• Short problem: Go through the lines below and copy each one that holds the string "this".
---------- Given records ----------
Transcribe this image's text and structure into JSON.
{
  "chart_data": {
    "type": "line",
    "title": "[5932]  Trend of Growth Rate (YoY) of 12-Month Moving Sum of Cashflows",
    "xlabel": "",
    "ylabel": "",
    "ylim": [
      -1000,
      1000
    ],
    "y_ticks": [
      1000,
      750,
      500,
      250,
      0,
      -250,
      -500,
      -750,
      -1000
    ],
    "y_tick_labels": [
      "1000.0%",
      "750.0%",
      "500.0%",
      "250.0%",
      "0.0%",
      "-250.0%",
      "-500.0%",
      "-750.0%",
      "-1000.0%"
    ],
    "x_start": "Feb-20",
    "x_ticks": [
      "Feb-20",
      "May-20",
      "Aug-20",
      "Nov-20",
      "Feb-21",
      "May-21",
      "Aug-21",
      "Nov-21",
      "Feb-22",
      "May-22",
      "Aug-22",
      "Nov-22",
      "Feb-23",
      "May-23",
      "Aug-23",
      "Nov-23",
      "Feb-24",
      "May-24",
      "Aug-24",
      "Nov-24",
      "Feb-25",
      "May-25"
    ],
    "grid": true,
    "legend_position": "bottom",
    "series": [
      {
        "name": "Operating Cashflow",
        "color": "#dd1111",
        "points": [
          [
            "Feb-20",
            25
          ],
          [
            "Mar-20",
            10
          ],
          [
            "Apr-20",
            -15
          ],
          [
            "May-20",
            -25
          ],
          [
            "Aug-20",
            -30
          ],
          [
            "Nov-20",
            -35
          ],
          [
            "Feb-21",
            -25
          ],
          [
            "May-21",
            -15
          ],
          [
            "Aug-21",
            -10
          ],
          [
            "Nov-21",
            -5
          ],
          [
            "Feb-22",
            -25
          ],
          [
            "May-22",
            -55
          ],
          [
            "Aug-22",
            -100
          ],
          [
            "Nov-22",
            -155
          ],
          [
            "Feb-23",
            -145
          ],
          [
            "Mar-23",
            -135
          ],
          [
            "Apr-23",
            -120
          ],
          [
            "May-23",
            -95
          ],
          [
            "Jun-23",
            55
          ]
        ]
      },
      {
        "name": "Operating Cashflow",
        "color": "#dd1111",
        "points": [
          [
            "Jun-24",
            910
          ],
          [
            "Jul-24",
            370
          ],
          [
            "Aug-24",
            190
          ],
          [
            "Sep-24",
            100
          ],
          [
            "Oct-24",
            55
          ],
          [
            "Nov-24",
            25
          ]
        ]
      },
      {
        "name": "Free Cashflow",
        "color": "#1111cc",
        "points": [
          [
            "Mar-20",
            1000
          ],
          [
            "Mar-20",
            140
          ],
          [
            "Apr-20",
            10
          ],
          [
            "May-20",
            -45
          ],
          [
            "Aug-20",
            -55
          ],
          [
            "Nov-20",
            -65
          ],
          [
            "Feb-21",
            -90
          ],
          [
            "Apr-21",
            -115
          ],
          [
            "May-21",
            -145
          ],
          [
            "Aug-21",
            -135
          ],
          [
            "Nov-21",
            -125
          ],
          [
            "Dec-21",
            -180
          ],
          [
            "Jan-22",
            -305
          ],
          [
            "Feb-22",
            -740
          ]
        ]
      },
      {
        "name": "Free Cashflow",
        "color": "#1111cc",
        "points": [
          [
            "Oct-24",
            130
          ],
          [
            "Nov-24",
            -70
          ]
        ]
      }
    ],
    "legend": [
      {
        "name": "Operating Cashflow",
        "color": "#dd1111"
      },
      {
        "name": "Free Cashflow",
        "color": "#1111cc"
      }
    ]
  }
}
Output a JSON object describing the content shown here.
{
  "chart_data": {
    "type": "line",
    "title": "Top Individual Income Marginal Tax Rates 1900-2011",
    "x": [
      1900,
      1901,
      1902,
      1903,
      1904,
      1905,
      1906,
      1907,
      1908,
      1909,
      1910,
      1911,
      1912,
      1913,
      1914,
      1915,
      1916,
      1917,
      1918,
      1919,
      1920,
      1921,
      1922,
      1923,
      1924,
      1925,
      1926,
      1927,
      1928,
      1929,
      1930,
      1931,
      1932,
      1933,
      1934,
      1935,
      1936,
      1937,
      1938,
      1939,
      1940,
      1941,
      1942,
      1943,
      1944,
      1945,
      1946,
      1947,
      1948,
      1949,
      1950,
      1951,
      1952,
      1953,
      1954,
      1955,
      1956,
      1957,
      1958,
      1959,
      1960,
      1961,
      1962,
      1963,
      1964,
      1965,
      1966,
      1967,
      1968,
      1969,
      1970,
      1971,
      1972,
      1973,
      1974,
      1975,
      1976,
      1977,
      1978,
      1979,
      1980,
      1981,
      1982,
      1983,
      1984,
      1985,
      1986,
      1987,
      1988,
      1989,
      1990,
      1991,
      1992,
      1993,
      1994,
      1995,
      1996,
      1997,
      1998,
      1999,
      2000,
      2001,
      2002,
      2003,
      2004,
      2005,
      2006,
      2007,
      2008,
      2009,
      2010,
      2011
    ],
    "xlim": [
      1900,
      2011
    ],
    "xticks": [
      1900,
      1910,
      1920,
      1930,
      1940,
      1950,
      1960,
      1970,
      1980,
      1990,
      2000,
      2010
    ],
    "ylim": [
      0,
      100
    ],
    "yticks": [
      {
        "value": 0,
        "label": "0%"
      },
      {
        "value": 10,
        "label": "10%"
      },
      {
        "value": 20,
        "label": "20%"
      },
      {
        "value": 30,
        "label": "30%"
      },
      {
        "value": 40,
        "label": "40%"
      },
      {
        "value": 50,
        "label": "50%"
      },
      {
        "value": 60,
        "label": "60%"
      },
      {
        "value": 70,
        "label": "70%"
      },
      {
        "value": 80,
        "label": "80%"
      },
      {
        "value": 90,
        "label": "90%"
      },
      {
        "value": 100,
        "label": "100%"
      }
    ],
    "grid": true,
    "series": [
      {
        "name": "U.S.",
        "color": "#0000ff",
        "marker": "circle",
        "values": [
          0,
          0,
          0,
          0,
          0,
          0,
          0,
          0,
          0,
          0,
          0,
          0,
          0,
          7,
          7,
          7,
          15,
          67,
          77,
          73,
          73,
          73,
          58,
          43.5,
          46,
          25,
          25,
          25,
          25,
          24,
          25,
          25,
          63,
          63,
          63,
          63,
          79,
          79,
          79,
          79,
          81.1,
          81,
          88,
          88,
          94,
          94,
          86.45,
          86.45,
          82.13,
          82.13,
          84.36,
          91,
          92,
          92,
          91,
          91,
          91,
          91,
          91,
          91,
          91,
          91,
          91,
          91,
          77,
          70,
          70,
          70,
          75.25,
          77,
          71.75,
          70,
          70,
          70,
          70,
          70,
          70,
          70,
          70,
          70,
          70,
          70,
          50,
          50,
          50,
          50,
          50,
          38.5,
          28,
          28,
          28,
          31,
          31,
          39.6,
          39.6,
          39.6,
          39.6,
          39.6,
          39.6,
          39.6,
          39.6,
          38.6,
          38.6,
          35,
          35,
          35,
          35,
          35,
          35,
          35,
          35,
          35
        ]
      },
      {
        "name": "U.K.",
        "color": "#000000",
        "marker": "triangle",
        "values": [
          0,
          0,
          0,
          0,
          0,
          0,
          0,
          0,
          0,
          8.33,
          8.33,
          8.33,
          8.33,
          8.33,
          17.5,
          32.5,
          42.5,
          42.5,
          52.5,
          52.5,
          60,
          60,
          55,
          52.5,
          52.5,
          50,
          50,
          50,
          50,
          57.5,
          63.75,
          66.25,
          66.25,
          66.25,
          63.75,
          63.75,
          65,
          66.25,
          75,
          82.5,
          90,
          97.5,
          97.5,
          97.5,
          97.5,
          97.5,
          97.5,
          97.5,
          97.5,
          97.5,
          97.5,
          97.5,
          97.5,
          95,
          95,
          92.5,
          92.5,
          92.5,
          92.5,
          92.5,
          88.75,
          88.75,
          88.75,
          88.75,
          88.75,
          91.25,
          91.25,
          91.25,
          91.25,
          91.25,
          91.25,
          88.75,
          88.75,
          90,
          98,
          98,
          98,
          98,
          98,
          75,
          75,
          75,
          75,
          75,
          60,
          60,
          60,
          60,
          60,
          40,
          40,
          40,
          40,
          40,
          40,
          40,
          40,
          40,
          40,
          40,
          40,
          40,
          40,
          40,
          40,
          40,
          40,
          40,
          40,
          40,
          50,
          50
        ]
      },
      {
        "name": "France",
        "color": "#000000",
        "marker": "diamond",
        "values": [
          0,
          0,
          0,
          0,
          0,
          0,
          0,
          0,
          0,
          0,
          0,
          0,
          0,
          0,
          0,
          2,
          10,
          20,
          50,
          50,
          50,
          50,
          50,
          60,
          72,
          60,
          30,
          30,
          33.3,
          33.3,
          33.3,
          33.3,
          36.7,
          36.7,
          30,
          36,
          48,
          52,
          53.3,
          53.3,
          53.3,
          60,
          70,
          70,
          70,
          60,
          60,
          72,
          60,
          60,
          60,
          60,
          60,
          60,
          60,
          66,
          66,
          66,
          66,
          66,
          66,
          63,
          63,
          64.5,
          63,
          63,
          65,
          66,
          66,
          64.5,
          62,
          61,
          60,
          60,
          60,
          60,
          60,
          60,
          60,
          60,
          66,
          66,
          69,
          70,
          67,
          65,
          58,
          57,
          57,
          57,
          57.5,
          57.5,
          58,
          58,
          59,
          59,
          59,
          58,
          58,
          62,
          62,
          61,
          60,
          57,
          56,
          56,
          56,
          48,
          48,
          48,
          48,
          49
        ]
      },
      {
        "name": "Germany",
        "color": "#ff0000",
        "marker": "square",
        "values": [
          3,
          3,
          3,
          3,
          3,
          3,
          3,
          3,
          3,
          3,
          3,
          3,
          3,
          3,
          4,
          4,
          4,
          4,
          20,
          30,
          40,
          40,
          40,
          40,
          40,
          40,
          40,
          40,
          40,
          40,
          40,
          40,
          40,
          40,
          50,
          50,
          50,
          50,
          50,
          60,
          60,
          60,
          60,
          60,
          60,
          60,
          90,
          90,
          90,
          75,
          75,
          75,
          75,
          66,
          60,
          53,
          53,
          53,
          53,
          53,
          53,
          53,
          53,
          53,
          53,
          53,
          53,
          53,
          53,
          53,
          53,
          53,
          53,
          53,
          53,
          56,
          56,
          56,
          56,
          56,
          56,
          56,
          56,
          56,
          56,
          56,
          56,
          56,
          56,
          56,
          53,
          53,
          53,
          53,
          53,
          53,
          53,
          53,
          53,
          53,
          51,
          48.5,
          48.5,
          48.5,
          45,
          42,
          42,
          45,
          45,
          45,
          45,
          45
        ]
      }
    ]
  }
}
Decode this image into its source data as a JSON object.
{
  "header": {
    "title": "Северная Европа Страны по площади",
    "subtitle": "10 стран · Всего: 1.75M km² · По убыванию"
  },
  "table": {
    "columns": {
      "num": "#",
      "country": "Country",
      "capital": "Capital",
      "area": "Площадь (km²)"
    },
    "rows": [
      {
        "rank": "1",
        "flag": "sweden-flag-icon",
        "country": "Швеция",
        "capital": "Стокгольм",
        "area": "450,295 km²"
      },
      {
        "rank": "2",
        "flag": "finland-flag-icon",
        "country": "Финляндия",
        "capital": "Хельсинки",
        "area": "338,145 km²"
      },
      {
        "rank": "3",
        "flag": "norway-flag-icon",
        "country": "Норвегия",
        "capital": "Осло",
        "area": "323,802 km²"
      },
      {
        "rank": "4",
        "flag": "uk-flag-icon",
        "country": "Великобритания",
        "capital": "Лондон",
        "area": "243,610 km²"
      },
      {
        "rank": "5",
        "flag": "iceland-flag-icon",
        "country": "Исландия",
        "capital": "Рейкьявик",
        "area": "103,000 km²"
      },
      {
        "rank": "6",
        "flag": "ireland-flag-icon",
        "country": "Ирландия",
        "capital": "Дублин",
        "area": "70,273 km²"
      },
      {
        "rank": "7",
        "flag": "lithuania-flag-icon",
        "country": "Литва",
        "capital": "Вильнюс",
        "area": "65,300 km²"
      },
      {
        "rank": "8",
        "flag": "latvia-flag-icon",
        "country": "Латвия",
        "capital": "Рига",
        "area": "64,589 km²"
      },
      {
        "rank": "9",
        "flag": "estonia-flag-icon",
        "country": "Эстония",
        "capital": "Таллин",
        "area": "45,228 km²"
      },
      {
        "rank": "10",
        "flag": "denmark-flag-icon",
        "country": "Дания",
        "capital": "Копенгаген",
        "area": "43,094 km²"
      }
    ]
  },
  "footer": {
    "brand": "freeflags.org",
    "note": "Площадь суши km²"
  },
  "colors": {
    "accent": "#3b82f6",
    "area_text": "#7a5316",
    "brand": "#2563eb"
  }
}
----------
• Exercise result:
Transcribe this image's text and structure into JSON.
Decode this image into its source data as a JSON object.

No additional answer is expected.